> **Stored records**:
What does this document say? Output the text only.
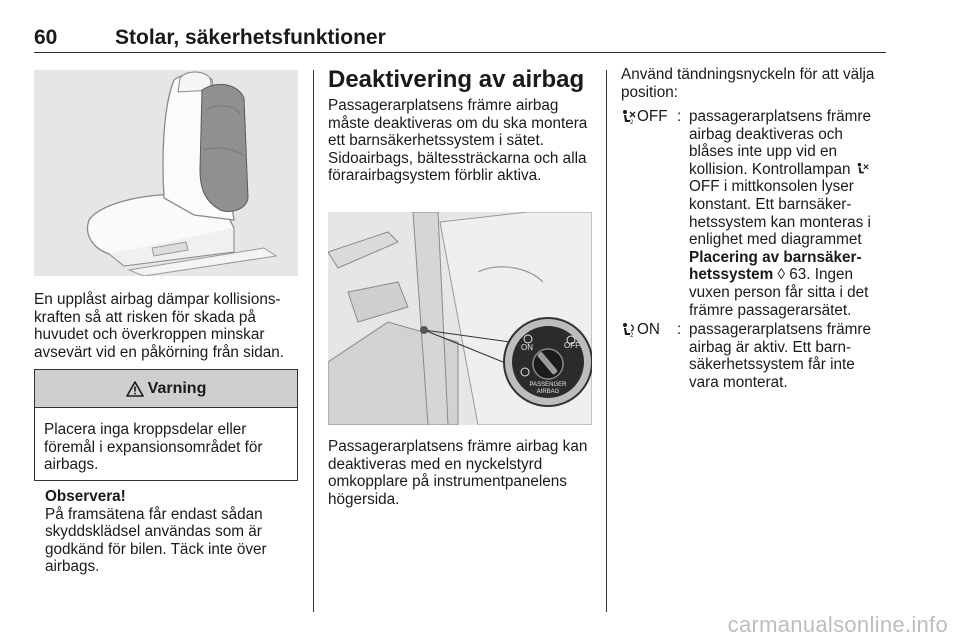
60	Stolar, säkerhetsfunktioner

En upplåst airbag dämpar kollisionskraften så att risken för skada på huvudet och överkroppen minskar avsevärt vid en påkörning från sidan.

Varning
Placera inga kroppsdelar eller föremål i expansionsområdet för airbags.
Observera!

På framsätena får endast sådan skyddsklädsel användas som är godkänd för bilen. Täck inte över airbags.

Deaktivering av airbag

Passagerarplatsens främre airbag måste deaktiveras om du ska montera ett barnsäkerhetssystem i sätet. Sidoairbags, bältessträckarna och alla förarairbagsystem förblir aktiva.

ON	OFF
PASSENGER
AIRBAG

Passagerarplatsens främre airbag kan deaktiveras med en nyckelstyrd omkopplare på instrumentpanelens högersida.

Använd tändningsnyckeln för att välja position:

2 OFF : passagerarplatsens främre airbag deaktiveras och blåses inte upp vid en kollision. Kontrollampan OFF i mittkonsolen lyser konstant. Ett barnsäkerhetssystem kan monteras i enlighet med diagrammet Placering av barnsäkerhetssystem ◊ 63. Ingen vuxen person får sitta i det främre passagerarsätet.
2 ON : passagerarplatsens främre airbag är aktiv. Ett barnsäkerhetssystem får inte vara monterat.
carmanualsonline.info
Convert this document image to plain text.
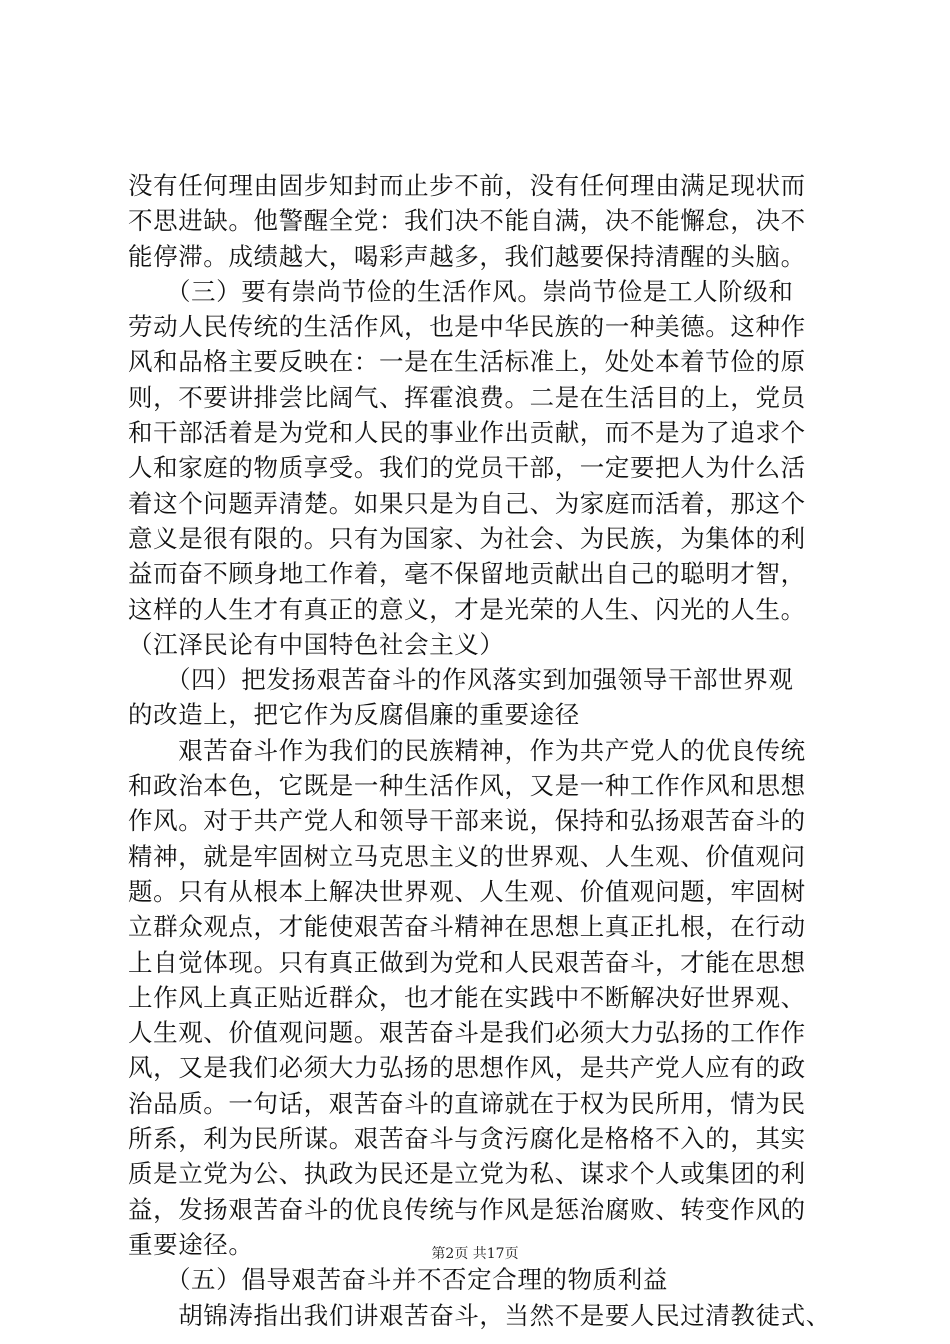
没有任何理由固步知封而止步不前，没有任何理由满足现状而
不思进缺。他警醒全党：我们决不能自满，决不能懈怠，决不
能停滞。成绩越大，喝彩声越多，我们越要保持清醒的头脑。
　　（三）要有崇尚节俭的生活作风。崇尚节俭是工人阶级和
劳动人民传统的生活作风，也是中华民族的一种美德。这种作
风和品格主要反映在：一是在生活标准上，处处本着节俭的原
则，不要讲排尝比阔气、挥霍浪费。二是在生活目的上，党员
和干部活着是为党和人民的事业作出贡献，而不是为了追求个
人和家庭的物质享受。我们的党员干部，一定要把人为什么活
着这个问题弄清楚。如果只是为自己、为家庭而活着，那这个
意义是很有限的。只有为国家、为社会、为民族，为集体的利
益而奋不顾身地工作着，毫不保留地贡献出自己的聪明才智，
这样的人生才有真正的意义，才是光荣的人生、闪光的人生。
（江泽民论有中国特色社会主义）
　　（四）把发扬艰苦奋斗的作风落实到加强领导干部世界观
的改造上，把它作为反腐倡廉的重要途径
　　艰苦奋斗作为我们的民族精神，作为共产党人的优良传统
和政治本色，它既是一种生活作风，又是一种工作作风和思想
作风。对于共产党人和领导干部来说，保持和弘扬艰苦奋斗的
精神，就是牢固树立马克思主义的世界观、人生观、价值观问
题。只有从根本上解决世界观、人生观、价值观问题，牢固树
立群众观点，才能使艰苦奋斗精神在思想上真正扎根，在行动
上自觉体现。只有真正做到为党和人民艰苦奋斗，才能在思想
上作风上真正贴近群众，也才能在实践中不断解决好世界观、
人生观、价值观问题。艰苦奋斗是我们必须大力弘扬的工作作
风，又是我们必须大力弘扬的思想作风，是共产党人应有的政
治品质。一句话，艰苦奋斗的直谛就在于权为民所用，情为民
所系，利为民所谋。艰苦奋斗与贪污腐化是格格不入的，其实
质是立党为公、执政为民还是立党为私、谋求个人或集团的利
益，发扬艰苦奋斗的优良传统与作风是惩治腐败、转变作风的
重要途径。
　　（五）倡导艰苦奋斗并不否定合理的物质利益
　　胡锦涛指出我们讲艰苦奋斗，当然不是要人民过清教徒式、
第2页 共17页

> **Directions**: Return the full material word for word. Do not include the pictures.

> **Problem solution**:
What does this document say? Output the text only.
60	Stolar, säkerhetsfunktioner

En upplåst airbag dämpar kollisionskraften så att risken för skada på huvudet och överkroppen minskar avsevärt vid en påkörning från sidan.

Varning
Placera inga kroppsdelar eller föremål i expansionsområdet för airbags.
Observera!

På framsätena får endast sådan skyddsklädsel användas som är godkänd för bilen. Täck inte över airbags.

Deaktivering av airbag

Passagerarplatsens främre airbag måste deaktiveras om du ska montera ett barnsäkerhetssystem i sätet. Sidoairbags, bältessträckarna och alla förarairbagsystem förblir aktiva.

ON	OFF
PASSENGER
AIRBAG

Passagerarplatsens främre airbag kan deaktiveras med en nyckelstyrd omkopplare på instrumentpanelens högersida.

Använd tändningsnyckeln för att välja position:

2 OFF : passagerarplatsens främre airbag deaktiveras och blåses inte upp vid en kollision. Kontrollampan OFF i mittkonsolen lyser konstant. Ett barnsäkerhetssystem kan monteras i enlighet med diagrammet Placering av barnsäkerhetssystem ◊ 63. Ingen vuxen person får sitta i det främre passagerarsätet.
2 ON : passagerarplatsens främre airbag är aktiv. Ett barnsäkerhetssystem får inte vara monterat.
carmanualsonline.info
Convert this document image to plain text.
没有任何理由固步知封而止步不前，没有任何理由满足现状而
不思进缺。他警醒全党：我们决不能自满，决不能懈怠，决不
能停滞。成绩越大，喝彩声越多，我们越要保持清醒的头脑。
　　（三）要有崇尚节俭的生活作风。崇尚节俭是工人阶级和
劳动人民传统的生活作风，也是中华民族的一种美德。这种作
风和品格主要反映在：一是在生活标准上，处处本着节俭的原
则，不要讲排尝比阔气、挥霍浪费。二是在生活目的上，党员
和干部活着是为党和人民的事业作出贡献，而不是为了追求个
人和家庭的物质享受。我们的党员干部，一定要把人为什么活
着这个问题弄清楚。如果只是为自己、为家庭而活着，那这个
意义是很有限的。只有为国家、为社会、为民族，为集体的利
益而奋不顾身地工作着，毫不保留地贡献出自己的聪明才智，
这样的人生才有真正的意义，才是光荣的人生、闪光的人生。
（江泽民论有中国特色社会主义）
　　（四）把发扬艰苦奋斗的作风落实到加强领导干部世界观
的改造上，把它作为反腐倡廉的重要途径
　　艰苦奋斗作为我们的民族精神，作为共产党人的优良传统
和政治本色，它既是一种生活作风，又是一种工作作风和思想
作风。对于共产党人和领导干部来说，保持和弘扬艰苦奋斗的
精神，就是牢固树立马克思主义的世界观、人生观、价值观问
题。只有从根本上解决世界观、人生观、价值观问题，牢固树
立群众观点，才能使艰苦奋斗精神在思想上真正扎根，在行动
上自觉体现。只有真正做到为党和人民艰苦奋斗，才能在思想
上作风上真正贴近群众，也才能在实践中不断解决好世界观、
人生观、价值观问题。艰苦奋斗是我们必须大力弘扬的工作作
风，又是我们必须大力弘扬的思想作风，是共产党人应有的政
治品质。一句话，艰苦奋斗的直谛就在于权为民所用，情为民
所系，利为民所谋。艰苦奋斗与贪污腐化是格格不入的，其实
质是立党为公、执政为民还是立党为私、谋求个人或集团的利
益，发扬艰苦奋斗的优良传统与作风是惩治腐败、转变作风的
重要途径。
　　（五）倡导艰苦奋斗并不否定合理的物质利益
　　胡锦涛指出我们讲艰苦奋斗，当然不是要人民过清教徒式、
第2页 共17页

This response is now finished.